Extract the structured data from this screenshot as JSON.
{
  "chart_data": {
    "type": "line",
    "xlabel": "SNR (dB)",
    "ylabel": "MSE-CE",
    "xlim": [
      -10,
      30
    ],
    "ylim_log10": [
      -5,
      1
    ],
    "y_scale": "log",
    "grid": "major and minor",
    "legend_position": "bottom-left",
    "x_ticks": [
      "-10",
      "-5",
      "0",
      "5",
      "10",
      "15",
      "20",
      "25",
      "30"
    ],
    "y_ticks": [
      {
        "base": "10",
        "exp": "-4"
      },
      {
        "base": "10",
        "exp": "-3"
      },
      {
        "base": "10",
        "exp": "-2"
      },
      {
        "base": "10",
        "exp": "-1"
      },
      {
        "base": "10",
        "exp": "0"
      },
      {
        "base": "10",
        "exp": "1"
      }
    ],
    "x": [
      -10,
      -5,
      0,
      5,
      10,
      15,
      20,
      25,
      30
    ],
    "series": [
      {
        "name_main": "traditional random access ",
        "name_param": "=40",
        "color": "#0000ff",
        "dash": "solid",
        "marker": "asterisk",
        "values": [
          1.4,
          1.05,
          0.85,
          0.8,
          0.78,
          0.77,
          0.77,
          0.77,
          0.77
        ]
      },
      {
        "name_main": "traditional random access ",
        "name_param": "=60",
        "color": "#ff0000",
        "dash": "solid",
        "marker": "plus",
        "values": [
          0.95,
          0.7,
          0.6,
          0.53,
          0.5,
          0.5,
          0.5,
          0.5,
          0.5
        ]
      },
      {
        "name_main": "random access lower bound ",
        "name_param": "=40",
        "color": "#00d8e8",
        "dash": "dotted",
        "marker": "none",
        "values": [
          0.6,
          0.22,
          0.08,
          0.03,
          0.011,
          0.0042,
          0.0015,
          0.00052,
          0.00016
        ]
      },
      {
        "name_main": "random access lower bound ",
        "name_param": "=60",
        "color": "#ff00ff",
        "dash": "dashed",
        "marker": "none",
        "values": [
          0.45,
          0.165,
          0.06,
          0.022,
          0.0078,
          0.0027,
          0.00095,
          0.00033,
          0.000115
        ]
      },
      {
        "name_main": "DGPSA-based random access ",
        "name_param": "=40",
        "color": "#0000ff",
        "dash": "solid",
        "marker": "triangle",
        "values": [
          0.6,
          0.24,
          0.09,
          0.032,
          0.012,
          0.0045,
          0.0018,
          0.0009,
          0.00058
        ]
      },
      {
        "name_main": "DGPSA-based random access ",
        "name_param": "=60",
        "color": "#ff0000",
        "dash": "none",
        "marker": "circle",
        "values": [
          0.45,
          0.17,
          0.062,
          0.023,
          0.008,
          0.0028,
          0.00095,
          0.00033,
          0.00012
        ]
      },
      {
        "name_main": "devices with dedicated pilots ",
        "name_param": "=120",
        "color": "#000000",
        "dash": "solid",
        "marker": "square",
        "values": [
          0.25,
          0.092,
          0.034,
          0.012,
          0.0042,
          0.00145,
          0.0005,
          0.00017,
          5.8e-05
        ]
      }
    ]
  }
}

• • •

- Challenge
Print out every record again, exactly and in full.

- Task output
Extract the structured data from this screenshot as JSON.
{
  "chart_data": {
    "type": "line",
    "xlabel": "SNR (dB)",
    "ylabel": "MSE-CE",
    "xlim": [
      -10,
      30
    ],
    "ylim_log10": [
      -5,
      1
    ],
    "y_scale": "log",
    "grid": "major and minor",
    "legend_position": "bottom-left",
    "x_ticks": [
      "-10",
      "-5",
      "0",
      "5",
      "10",
      "15",
      "20",
      "25",
      "30"
    ],
    "y_ticks": [
      {
        "base": "10",
        "exp": "-4"
      },
      {
        "base": "10",
        "exp": "-3"
      },
      {
        "base": "10",
        "exp": "-2"
      },
      {
        "base": "10",
        "exp": "-1"
      },
      {
        "base": "10",
        "exp": "0"
      },
      {
        "base": "10",
        "exp": "1"
      }
    ],
    "x": [
      -10,
      -5,
      0,
      5,
      10,
      15,
      20,
      25,
      30
    ],
    "series": [
      {
        "name_main": "traditional random access ",
        "name_param": "=40",
        "color": "#0000ff",
        "dash": "solid",
        "marker": "asterisk",
        "values": [
          1.4,
          1.05,
          0.85,
          0.8,
          0.78,
          0.77,
          0.77,
          0.77,
          0.77
        ]
      },
      {
        "name_main": "traditional random access ",
        "name_param": "=60",
        "color": "#ff0000",
        "dash": "solid",
        "marker": "plus",
        "values": [
          0.95,
          0.7,
          0.6,
          0.53,
          0.5,
          0.5,
          0.5,
          0.5,
          0.5
        ]
      },
      {
        "name_main": "random access lower bound ",
        "name_param": "=40",
        "color": "#00d8e8",
        "dash": "dotted",
        "marker": "none",
        "values": [
          0.6,
          0.22,
          0.08,
          0.03,
          0.011,
          0.0042,
          0.0015,
          0.00052,
          0.00016
        ]
      },
      {
        "name_main": "random access lower bound ",
        "name_param": "=60",
        "color": "#ff00ff",
        "dash": "dashed",
        "marker": "none",
        "values": [
          0.45,
          0.165,
          0.06,
          0.022,
          0.0078,
          0.0027,
          0.00095,
          0.00033,
          0.000115
        ]
      },
      {
        "name_main": "DGPSA-based random access ",
        "name_param": "=40",
        "color": "#0000ff",
        "dash": "solid",
        "marker": "triangle",
        "values": [
          0.6,
          0.24,
          0.09,
          0.032,
          0.012,
          0.0045,
          0.0018,
          0.0009,
          0.00058
        ]
      },
      {
        "name_main": "DGPSA-based random access ",
        "name_param": "=60",
        "color": "#ff0000",
        "dash": "none",
        "marker": "circle",
        "values": [
          0.45,
          0.17,
          0.062,
          0.023,
          0.008,
          0.0028,
          0.00095,
          0.00033,
          0.00012
        ]
      },
      {
        "name_main": "devices with dedicated pilots ",
        "name_param": "=120",
        "color": "#000000",
        "dash": "solid",
        "marker": "square",
        "values": [
          0.25,
          0.092,
          0.034,
          0.012,
          0.0042,
          0.00145,
          0.0005,
          0.00017,
          5.8e-05
        ]
      }
    ]
  }
}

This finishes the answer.